> [What the task asks]
All of the data below is to be copied again without changes.

> [Extracted material]
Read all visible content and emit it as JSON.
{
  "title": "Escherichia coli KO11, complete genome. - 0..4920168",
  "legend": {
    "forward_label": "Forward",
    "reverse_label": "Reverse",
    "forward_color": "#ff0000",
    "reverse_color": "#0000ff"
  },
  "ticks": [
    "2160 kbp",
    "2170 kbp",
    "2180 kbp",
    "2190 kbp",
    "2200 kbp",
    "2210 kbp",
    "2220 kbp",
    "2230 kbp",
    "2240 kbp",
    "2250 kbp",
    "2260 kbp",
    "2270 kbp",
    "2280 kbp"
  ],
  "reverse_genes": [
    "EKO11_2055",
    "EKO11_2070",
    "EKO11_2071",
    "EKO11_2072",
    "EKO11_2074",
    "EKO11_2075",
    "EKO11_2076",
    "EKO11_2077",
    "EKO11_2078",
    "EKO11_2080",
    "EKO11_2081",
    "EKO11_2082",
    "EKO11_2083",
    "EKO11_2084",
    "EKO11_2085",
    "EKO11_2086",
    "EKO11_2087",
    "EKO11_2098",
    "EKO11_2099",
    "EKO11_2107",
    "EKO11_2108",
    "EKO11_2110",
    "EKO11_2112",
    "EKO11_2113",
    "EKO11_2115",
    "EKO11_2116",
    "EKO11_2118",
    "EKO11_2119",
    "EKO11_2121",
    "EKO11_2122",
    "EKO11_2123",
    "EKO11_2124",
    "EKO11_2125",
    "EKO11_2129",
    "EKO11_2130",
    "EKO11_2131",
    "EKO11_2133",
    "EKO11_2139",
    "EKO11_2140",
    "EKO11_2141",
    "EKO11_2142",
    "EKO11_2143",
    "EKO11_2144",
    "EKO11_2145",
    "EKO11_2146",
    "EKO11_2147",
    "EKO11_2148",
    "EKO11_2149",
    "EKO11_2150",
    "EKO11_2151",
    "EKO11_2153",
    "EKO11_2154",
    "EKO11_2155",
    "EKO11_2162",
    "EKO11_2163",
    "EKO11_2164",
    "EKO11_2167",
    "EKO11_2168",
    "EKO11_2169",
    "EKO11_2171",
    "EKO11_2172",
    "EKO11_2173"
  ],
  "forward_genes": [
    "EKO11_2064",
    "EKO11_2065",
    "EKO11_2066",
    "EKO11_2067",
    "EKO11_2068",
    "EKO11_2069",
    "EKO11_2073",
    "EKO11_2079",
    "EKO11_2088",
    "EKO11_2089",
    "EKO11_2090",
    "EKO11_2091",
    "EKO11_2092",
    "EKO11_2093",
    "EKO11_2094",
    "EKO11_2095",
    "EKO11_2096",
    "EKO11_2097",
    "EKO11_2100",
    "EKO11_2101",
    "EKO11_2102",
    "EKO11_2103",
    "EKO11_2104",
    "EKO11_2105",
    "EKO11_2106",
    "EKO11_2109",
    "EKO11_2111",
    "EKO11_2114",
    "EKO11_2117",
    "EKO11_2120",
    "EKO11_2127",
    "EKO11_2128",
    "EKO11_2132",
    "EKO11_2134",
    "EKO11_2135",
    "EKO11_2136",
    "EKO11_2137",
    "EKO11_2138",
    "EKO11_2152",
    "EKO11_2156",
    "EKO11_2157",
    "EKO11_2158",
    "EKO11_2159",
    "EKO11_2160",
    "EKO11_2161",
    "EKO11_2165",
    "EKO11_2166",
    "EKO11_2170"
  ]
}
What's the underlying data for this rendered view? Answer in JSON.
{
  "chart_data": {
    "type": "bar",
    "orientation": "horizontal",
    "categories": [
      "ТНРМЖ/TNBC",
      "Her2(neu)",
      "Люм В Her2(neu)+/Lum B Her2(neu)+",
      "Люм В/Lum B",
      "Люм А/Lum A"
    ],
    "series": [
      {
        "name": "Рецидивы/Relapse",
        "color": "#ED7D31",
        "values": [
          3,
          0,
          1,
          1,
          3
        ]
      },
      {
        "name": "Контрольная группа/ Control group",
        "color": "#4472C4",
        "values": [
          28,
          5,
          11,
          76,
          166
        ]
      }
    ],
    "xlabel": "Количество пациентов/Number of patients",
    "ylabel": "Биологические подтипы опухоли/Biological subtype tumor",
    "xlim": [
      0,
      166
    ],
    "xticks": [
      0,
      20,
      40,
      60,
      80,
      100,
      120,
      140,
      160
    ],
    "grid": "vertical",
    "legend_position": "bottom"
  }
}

> [Task response]
Read all visible content and emit it as JSON.
{
  "title": "Escherichia coli KO11, complete genome. - 0..4920168",
  "legend": {
    "forward_label": "Forward",
    "reverse_label": "Reverse",
    "forward_color": "#ff0000",
    "reverse_color": "#0000ff"
  },
  "ticks": [
    "2160 kbp",
    "2170 kbp",
    "2180 kbp",
    "2190 kbp",
    "2200 kbp",
    "2210 kbp",
    "2220 kbp",
    "2230 kbp",
    "2240 kbp",
    "2250 kbp",
    "2260 kbp",
    "2270 kbp",
    "2280 kbp"
  ],
  "reverse_genes": [
    "EKO11_2055",
    "EKO11_2070",
    "EKO11_2071",
    "EKO11_2072",
    "EKO11_2074",
    "EKO11_2075",
    "EKO11_2076",
    "EKO11_2077",
    "EKO11_2078",
    "EKO11_2080",
    "EKO11_2081",
    "EKO11_2082",
    "EKO11_2083",
    "EKO11_2084",
    "EKO11_2085",
    "EKO11_2086",
    "EKO11_2087",
    "EKO11_2098",
    "EKO11_2099",
    "EKO11_2107",
    "EKO11_2108",
    "EKO11_2110",
    "EKO11_2112",
    "EKO11_2113",
    "EKO11_2115",
    "EKO11_2116",
    "EKO11_2118",
    "EKO11_2119",
    "EKO11_2121",
    "EKO11_2122",
    "EKO11_2123",
    "EKO11_2124",
    "EKO11_2125",
    "EKO11_2129",
    "EKO11_2130",
    "EKO11_2131",
    "EKO11_2133",
    "EKO11_2139",
    "EKO11_2140",
    "EKO11_2141",
    "EKO11_2142",
    "EKO11_2143",
    "EKO11_2144",
    "EKO11_2145",
    "EKO11_2146",
    "EKO11_2147",
    "EKO11_2148",
    "EKO11_2149",
    "EKO11_2150",
    "EKO11_2151",
    "EKO11_2153",
    "EKO11_2154",
    "EKO11_2155",
    "EKO11_2162",
    "EKO11_2163",
    "EKO11_2164",
    "EKO11_2167",
    "EKO11_2168",
    "EKO11_2169",
    "EKO11_2171",
    "EKO11_2172",
    "EKO11_2173"
  ],
  "forward_genes": [
    "EKO11_2064",
    "EKO11_2065",
    "EKO11_2066",
    "EKO11_2067",
    "EKO11_2068",
    "EKO11_2069",
    "EKO11_2073",
    "EKO11_2079",
    "EKO11_2088",
    "EKO11_2089",
    "EKO11_2090",
    "EKO11_2091",
    "EKO11_2092",
    "EKO11_2093",
    "EKO11_2094",
    "EKO11_2095",
    "EKO11_2096",
    "EKO11_2097",
    "EKO11_2100",
    "EKO11_2101",
    "EKO11_2102",
    "EKO11_2103",
    "EKO11_2104",
    "EKO11_2105",
    "EKO11_2106",
    "EKO11_2109",
    "EKO11_2111",
    "EKO11_2114",
    "EKO11_2117",
    "EKO11_2120",
    "EKO11_2127",
    "EKO11_2128",
    "EKO11_2132",
    "EKO11_2134",
    "EKO11_2135",
    "EKO11_2136",
    "EKO11_2137",
    "EKO11_2138",
    "EKO11_2152",
    "EKO11_2156",
    "EKO11_2157",
    "EKO11_2158",
    "EKO11_2159",
    "EKO11_2160",
    "EKO11_2161",
    "EKO11_2165",
    "EKO11_2166",
    "EKO11_2170"
  ]
}
What's the underlying data for this rendered view? Answer in JSON.
{
  "chart_data": {
    "type": "bar",
    "orientation": "horizontal",
    "categories": [
      "ТНРМЖ/TNBC",
      "Her2(neu)",
      "Люм В Her2(neu)+/Lum B Her2(neu)+",
      "Люм В/Lum B",
      "Люм А/Lum A"
    ],
    "series": [
      {
        "name": "Рецидивы/Relapse",
        "color": "#ED7D31",
        "values": [
          3,
          0,
          1,
          1,
          3
        ]
      },
      {
        "name": "Контрольная группа/ Control group",
        "color": "#4472C4",
        "values": [
          28,
          5,
          11,
          76,
          166
        ]
      }
    ],
    "xlabel": "Количество пациентов/Number of patients",
    "ylabel": "Биологические подтипы опухоли/Biological subtype tumor",
    "xlim": [
      0,
      166
    ],
    "xticks": [
      0,
      20,
      40,
      60,
      80,
      100,
      120,
      140,
      160
    ],
    "grid": "vertical",
    "legend_position": "bottom"
  }
}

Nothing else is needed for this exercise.